WORK INSTRUCTIONS ::
Return all the entries exactly, keeping pictures out.

EXERCISE MATERIALS ::
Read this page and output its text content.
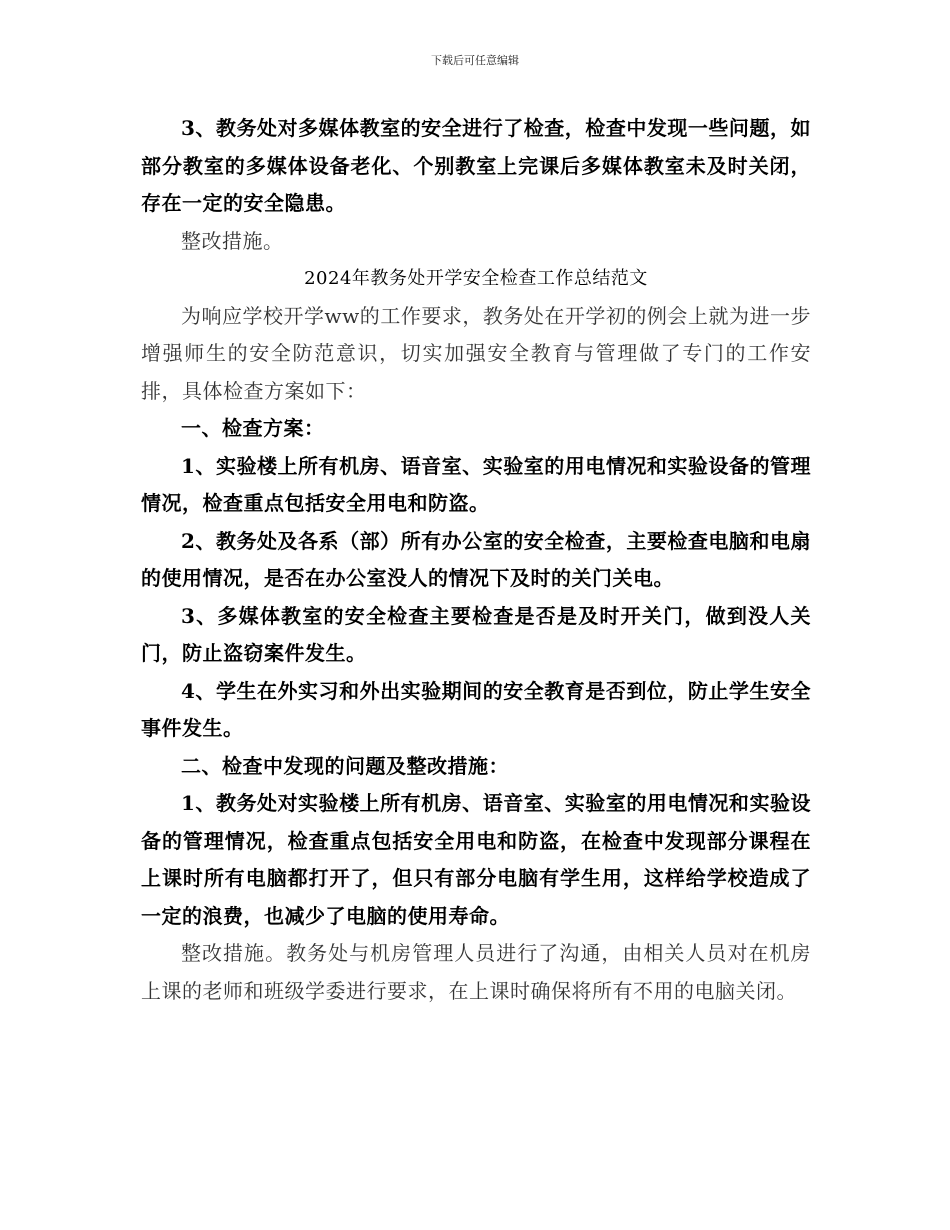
下载后可任意编辑

3、教务处对多媒体教室的安全进行了检查，检查中发现一些问题，如部分教室的多媒体设备老化、个别教室上完课后多媒体教室未及时关闭，存在一定的安全隐患。

整改措施。

2024年教务处开学安全检查工作总结范文

为响应学校开学ww的工作要求，教务处在开学初的例会上就为进一步增强师生的安全防范意识，切实加强安全教育与管理做了专门的工作安排，具体检查方案如下：

一、检查方案：

1、实验楼上所有机房、语音室、实验室的用电情况和实验设备的管理情况，检查重点包括安全用电和防盗。

2、教务处及各系（部）所有办公室的安全检查，主要检查电脑和电扇的使用情况，是否在办公室没人的情况下及时的关门关电。

3、多媒体教室的安全检查主要检查是否是及时开关门，做到没人关门，防止盗窃案件发生。

4、学生在外实习和外出实验期间的安全教育是否到位，防止学生安全事件发生。

二、检查中发现的问题及整改措施：

1、教务处对实验楼上所有机房、语音室、实验室的用电情况和实验设备的管理情况，检查重点包括安全用电和防盗，在检查中发现部分课程在上课时所有电脑都打开了，但只有部分电脑有学生用，这样给学校造成了一定的浪费，也减少了电脑的使用寿命。

整改措施。教务处与机房管理人员进行了沟通，由相关人员对在机房上课的老师和班级学委进行要求，在上课时确保将所有不用的电脑关闭。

THE REPLY ::
Read this page and output its text content.
下载后可任意编辑

3、教务处对多媒体教室的安全进行了检查，检查中发现一些问题，如部分教室的多媒体设备老化、个别教室上完课后多媒体教室未及时关闭，存在一定的安全隐患。

整改措施。

2024年教务处开学安全检查工作总结范文

为响应学校开学ww的工作要求，教务处在开学初的例会上就为进一步增强师生的安全防范意识，切实加强安全教育与管理做了专门的工作安排，具体检查方案如下：

一、检查方案：

1、实验楼上所有机房、语音室、实验室的用电情况和实验设备的管理情况，检查重点包括安全用电和防盗。

2、教务处及各系（部）所有办公室的安全检查，主要检查电脑和电扇的使用情况，是否在办公室没人的情况下及时的关门关电。

3、多媒体教室的安全检查主要检查是否是及时开关门，做到没人关门，防止盗窃案件发生。

4、学生在外实习和外出实验期间的安全教育是否到位，防止学生安全事件发生。

二、检查中发现的问题及整改措施：

1、教务处对实验楼上所有机房、语音室、实验室的用电情况和实验设备的管理情况，检查重点包括安全用电和防盗，在检查中发现部分课程在上课时所有电脑都打开了，但只有部分电脑有学生用，这样给学校造成了一定的浪费，也减少了电脑的使用寿命。

整改措施。教务处与机房管理人员进行了沟通，由相关人员对在机房上课的老师和班级学委进行要求，在上课时确保将所有不用的电脑关闭。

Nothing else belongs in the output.